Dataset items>
(begin)
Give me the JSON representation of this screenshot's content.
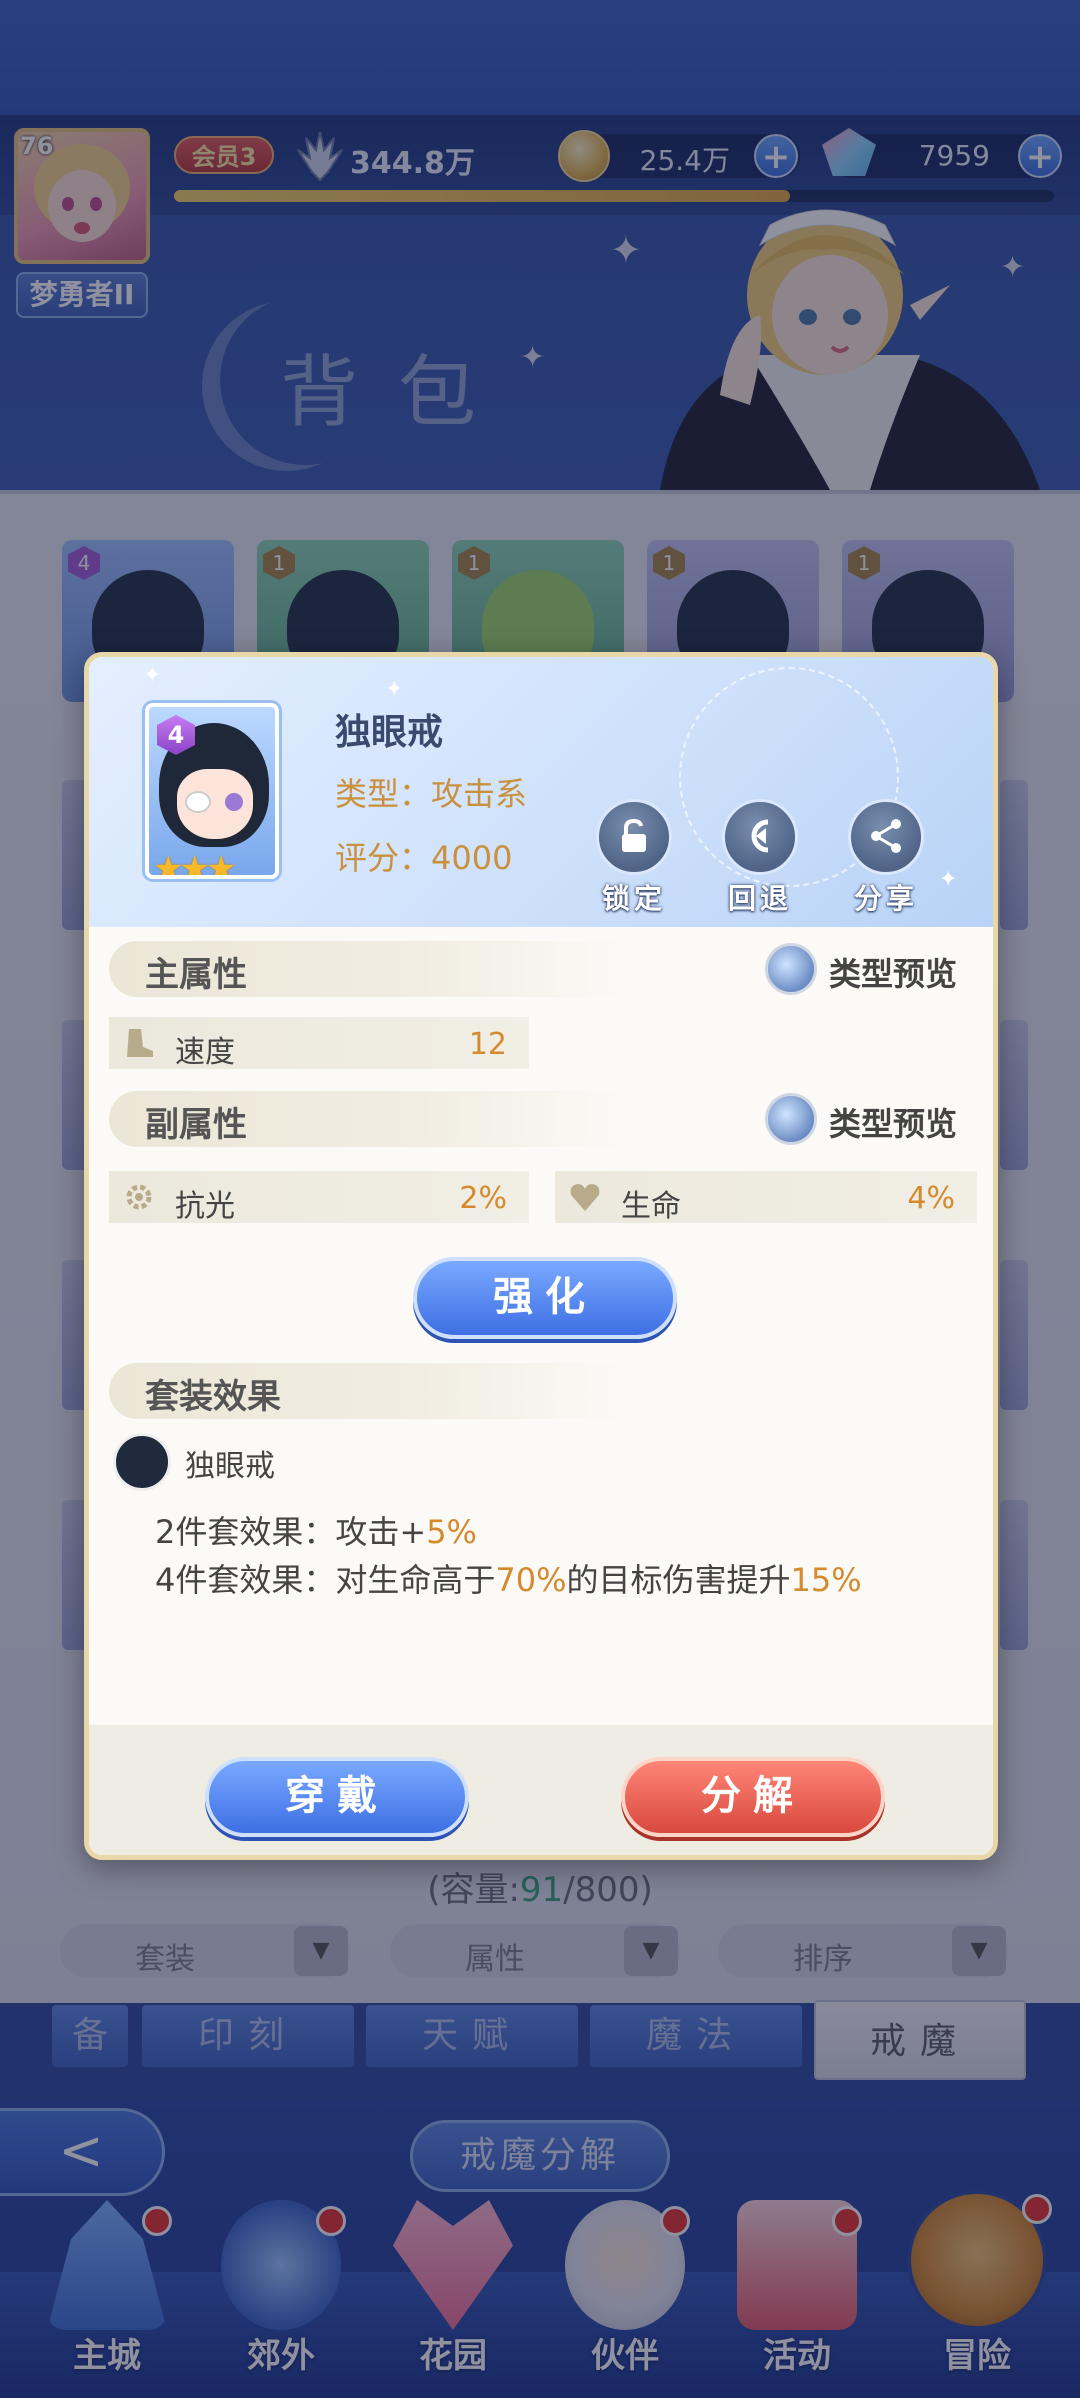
{
  "player": {
    "level": "76",
    "title_badge": "梦勇者II",
    "vip": "会员3",
    "power": "344.8万",
    "exp_fraction": 0.7
  },
  "resources": {
    "coins": "25.4万",
    "gems": "7959",
    "plus_symbol": "+"
  },
  "page": {
    "title": "背包"
  },
  "bag": {
    "capacity_prefix": "(容量:",
    "capacity_used": "91",
    "capacity_total": "/800)",
    "filters": [
      "套装",
      "属性",
      "排序"
    ],
    "slot_ranks": [
      "4",
      "1",
      "1",
      "1",
      "1"
    ]
  },
  "category_tabs": {
    "partial": "备",
    "items": [
      "印刻",
      "天赋",
      "魔法"
    ],
    "active": "戒魔"
  },
  "bottom": {
    "back_symbol": "<",
    "decompose_label": "戒魔分解",
    "nav": [
      "主城",
      "郊外",
      "花园",
      "伙伴",
      "活动",
      "冒险"
    ]
  },
  "item": {
    "rank": "4",
    "stars": "★★★",
    "name": "独眼戒",
    "type_line": "类型：攻击系",
    "score_line": "评分：4000",
    "actions": {
      "lock": "锁定",
      "rollback": "回退",
      "share": "分享"
    },
    "main_attr": {
      "title": "主属性",
      "preview": "类型预览",
      "stats": [
        {
          "name": "速度",
          "value": "12"
        }
      ]
    },
    "sub_attr": {
      "title": "副属性",
      "preview": "类型预览",
      "stats": [
        {
          "name": "抗光",
          "value": "2%"
        },
        {
          "name": "生命",
          "value": "4%"
        }
      ]
    },
    "enhance_label": "强化",
    "set": {
      "title": "套装效果",
      "name": "独眼戒",
      "bonus2": {
        "prefix": "2件套效果：攻击+",
        "value": "5%"
      },
      "bonus4": {
        "prefix": "4件套效果：对生命高于",
        "v1": "70%",
        "mid": "的目标伤害提升",
        "v2": "15%"
      }
    },
    "equip_label": "穿戴",
    "salvage_label": "分解"
  },
  "colors": {
    "accent_orange": "#d58a2e",
    "primary_blue": "#3e6fe3",
    "danger_red": "#d9483d",
    "capacity_green": "#3aa37a"
  },
  "icons": {
    "lock": "lock-icon",
    "rollback": "rollback-icon",
    "share": "share-icon",
    "preview": "magnifier-icon",
    "speed": "boot-icon",
    "light_resist": "gear-icon",
    "life": "heart-icon",
    "power": "trident-icon",
    "coin": "coin-icon",
    "gem": "gem-icon"
  }
}
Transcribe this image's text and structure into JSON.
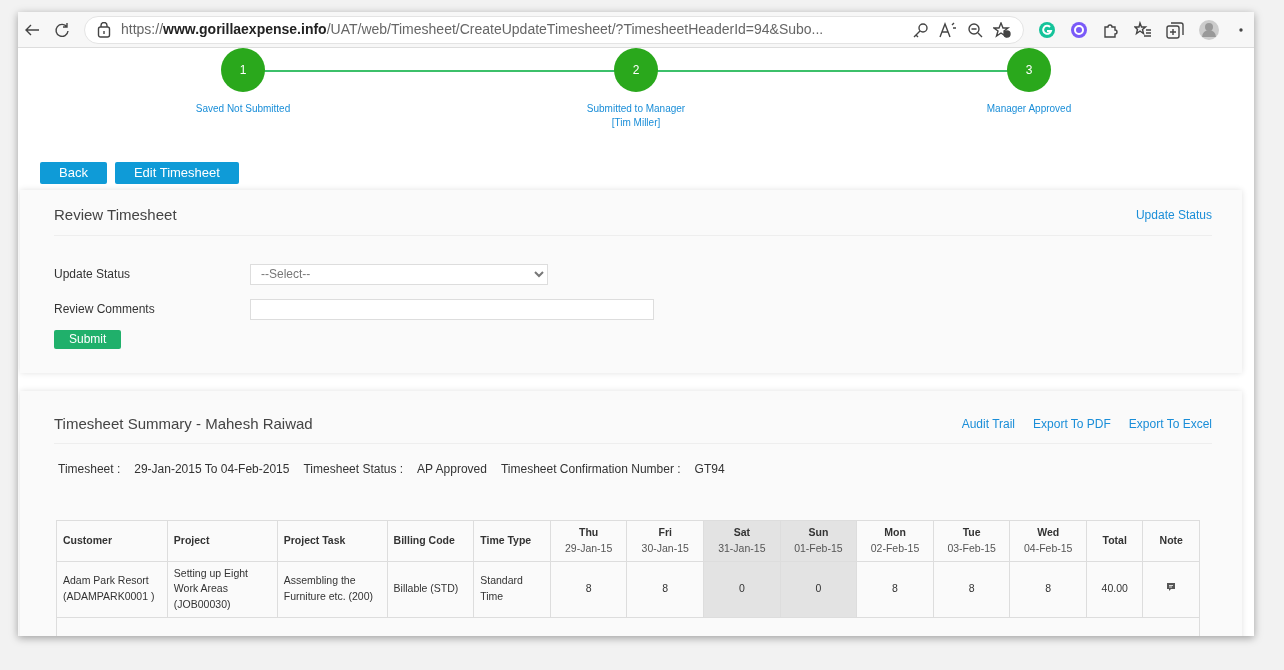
{
  "browser": {
    "url": "https://**www.gorillaexpense.info**/UAT/web/Timesheet/CreateUpdateTimesheet/?TimesheetHeaderId=94&Subo..."
  },
  "steps": [
    {
      "number": "1",
      "lines": [
        "Saved Not Submitted"
      ],
      "completed": true
    },
    {
      "number": "2",
      "lines": [
        "Submitted to Manager",
        "[Tim Miller]"
      ],
      "completed": true
    },
    {
      "number": "3",
      "lines": [
        "Manager Approved"
      ],
      "completed": true
    }
  ],
  "buttons": [
    "Back",
    "Edit Timesheet"
  ],
  "review": {
    "title": "Review Timesheet",
    "link": "Update Status",
    "fields": [
      {
        "label": "Update Status",
        "kind": "select",
        "value": "--Select--"
      },
      {
        "label": "Review Comments",
        "kind": "text"
      }
    ],
    "submit": "Submit"
  },
  "summary": {
    "title": "Timesheet Summary - Mahesh Raiwad",
    "links": [
      "Audit Trail",
      "Export To PDF",
      "Export To Excel"
    ],
    "info": [
      {
        "label": "Timesheet :",
        "value": "29-Jan-2015 To 04-Feb-2015"
      },
      {
        "label": "Timesheet Status :",
        "value": "AP Approved"
      },
      {
        "label": "Timesheet Confirmation Number :",
        "value": "GT94"
      }
    ]
  },
  "table": {
    "columns": [
      {
        "kind": "text",
        "name": "Customer"
      },
      {
        "kind": "text",
        "name": "Project"
      },
      {
        "kind": "text",
        "name": "Project Task"
      },
      {
        "kind": "text",
        "name": "Billing Code"
      },
      {
        "kind": "text",
        "name": "Time Type"
      },
      {
        "kind": "day",
        "name": "Thu",
        "date": "29-Jan-15",
        "weekend": false
      },
      {
        "kind": "day",
        "name": "Fri",
        "date": "30-Jan-15",
        "weekend": false
      },
      {
        "kind": "day",
        "name": "Sat",
        "date": "31-Jan-15",
        "weekend": true
      },
      {
        "kind": "day",
        "name": "Sun",
        "date": "01-Feb-15",
        "weekend": true
      },
      {
        "kind": "day",
        "name": "Mon",
        "date": "02-Feb-15",
        "weekend": false
      },
      {
        "kind": "day",
        "name": "Tue",
        "date": "03-Feb-15",
        "weekend": false
      },
      {
        "kind": "day",
        "name": "Wed",
        "date": "04-Feb-15",
        "weekend": false
      },
      {
        "kind": "text",
        "name": "Total"
      },
      {
        "kind": "note",
        "name": "Note"
      }
    ],
    "rows": [
      {
        "cells": [
          "Adam Park Resort (ADAMPARK0001 )",
          "Setting up Eight Work Areas (JOB00030)",
          "Assembling the Furniture etc. (200)",
          "Billable (STD)",
          "Standard Time",
          "8",
          "8",
          "0",
          "0",
          "8",
          "8",
          "8",
          "40.00"
        ],
        "has_note": true
      }
    ]
  }
}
(end)
BRIEF>
All of the lines above should be retyped precisely, apart from the pictures.

THE SOLUTION>
Give me the JSON representation of this screenshot's content.
{
  "player": {
    "level": "76",
    "title_badge": "梦勇者II",
    "vip": "会员3",
    "power": "344.8万",
    "exp_fraction": 0.7
  },
  "resources": {
    "coins": "25.4万",
    "gems": "7959",
    "plus_symbol": "+"
  },
  "page": {
    "title": "背包"
  },
  "bag": {
    "capacity_prefix": "(容量:",
    "capacity_used": "91",
    "capacity_total": "/800)",
    "filters": [
      "套装",
      "属性",
      "排序"
    ],
    "slot_ranks": [
      "4",
      "1",
      "1",
      "1",
      "1"
    ]
  },
  "category_tabs": {
    "partial": "备",
    "items": [
      "印刻",
      "天赋",
      "魔法"
    ],
    "active": "戒魔"
  },
  "bottom": {
    "back_symbol": "<",
    "decompose_label": "戒魔分解",
    "nav": [
      "主城",
      "郊外",
      "花园",
      "伙伴",
      "活动",
      "冒险"
    ]
  },
  "item": {
    "rank": "4",
    "stars": "★★★",
    "name": "独眼戒",
    "type_line": "类型：攻击系",
    "score_line": "评分：4000",
    "actions": {
      "lock": "锁定",
      "rollback": "回退",
      "share": "分享"
    },
    "main_attr": {
      "title": "主属性",
      "preview": "类型预览",
      "stats": [
        {
          "name": "速度",
          "value": "12"
        }
      ]
    },
    "sub_attr": {
      "title": "副属性",
      "preview": "类型预览",
      "stats": [
        {
          "name": "抗光",
          "value": "2%"
        },
        {
          "name": "生命",
          "value": "4%"
        }
      ]
    },
    "enhance_label": "强化",
    "set": {
      "title": "套装效果",
      "name": "独眼戒",
      "bonus2": {
        "prefix": "2件套效果：攻击+",
        "value": "5%"
      },
      "bonus4": {
        "prefix": "4件套效果：对生命高于",
        "v1": "70%",
        "mid": "的目标伤害提升",
        "v2": "15%"
      }
    },
    "equip_label": "穿戴",
    "salvage_label": "分解"
  },
  "colors": {
    "accent_orange": "#d58a2e",
    "primary_blue": "#3e6fe3",
    "danger_red": "#d9483d",
    "capacity_green": "#3aa37a"
  },
  "icons": {
    "lock": "lock-icon",
    "rollback": "rollback-icon",
    "share": "share-icon",
    "preview": "magnifier-icon",
    "speed": "boot-icon",
    "light_resist": "gear-icon",
    "life": "heart-icon",
    "power": "trident-icon",
    "coin": "coin-icon",
    "gem": "gem-icon"
  }
}
Transcribe this image's text and structure into JSON.
{
  "browser": {
    "url": "https://**www.gorillaexpense.info**/UAT/web/Timesheet/CreateUpdateTimesheet/?TimesheetHeaderId=94&Subo..."
  },
  "steps": [
    {
      "number": "1",
      "lines": [
        "Saved Not Submitted"
      ],
      "completed": true
    },
    {
      "number": "2",
      "lines": [
        "Submitted to Manager",
        "[Tim Miller]"
      ],
      "completed": true
    },
    {
      "number": "3",
      "lines": [
        "Manager Approved"
      ],
      "completed": true
    }
  ],
  "buttons": [
    "Back",
    "Edit Timesheet"
  ],
  "review": {
    "title": "Review Timesheet",
    "link": "Update Status",
    "fields": [
      {
        "label": "Update Status",
        "kind": "select",
        "value": "--Select--"
      },
      {
        "label": "Review Comments",
        "kind": "text"
      }
    ],
    "submit": "Submit"
  },
  "summary": {
    "title": "Timesheet Summary - Mahesh Raiwad",
    "links": [
      "Audit Trail",
      "Export To PDF",
      "Export To Excel"
    ],
    "info": [
      {
        "label": "Timesheet :",
        "value": "29-Jan-2015 To 04-Feb-2015"
      },
      {
        "label": "Timesheet Status :",
        "value": "AP Approved"
      },
      {
        "label": "Timesheet Confirmation Number :",
        "value": "GT94"
      }
    ]
  },
  "table": {
    "columns": [
      {
        "kind": "text",
        "name": "Customer"
      },
      {
        "kind": "text",
        "name": "Project"
      },
      {
        "kind": "text",
        "name": "Project Task"
      },
      {
        "kind": "text",
        "name": "Billing Code"
      },
      {
        "kind": "text",
        "name": "Time Type"
      },
      {
        "kind": "day",
        "name": "Thu",
        "date": "29-Jan-15",
        "weekend": false
      },
      {
        "kind": "day",
        "name": "Fri",
        "date": "30-Jan-15",
        "weekend": false
      },
      {
        "kind": "day",
        "name": "Sat",
        "date": "31-Jan-15",
        "weekend": true
      },
      {
        "kind": "day",
        "name": "Sun",
        "date": "01-Feb-15",
        "weekend": true
      },
      {
        "kind": "day",
        "name": "Mon",
        "date": "02-Feb-15",
        "weekend": false
      },
      {
        "kind": "day",
        "name": "Tue",
        "date": "03-Feb-15",
        "weekend": false
      },
      {
        "kind": "day",
        "name": "Wed",
        "date": "04-Feb-15",
        "weekend": false
      },
      {
        "kind": "text",
        "name": "Total"
      },
      {
        "kind": "note",
        "name": "Note"
      }
    ],
    "rows": [
      {
        "cells": [
          "Adam Park Resort (ADAMPARK0001 )",
          "Setting up Eight Work Areas (JOB00030)",
          "Assembling the Furniture etc. (200)",
          "Billable (STD)",
          "Standard Time",
          "8",
          "8",
          "0",
          "0",
          "8",
          "8",
          "8",
          "40.00"
        ],
        "has_note": true
      }
    ]
  }
}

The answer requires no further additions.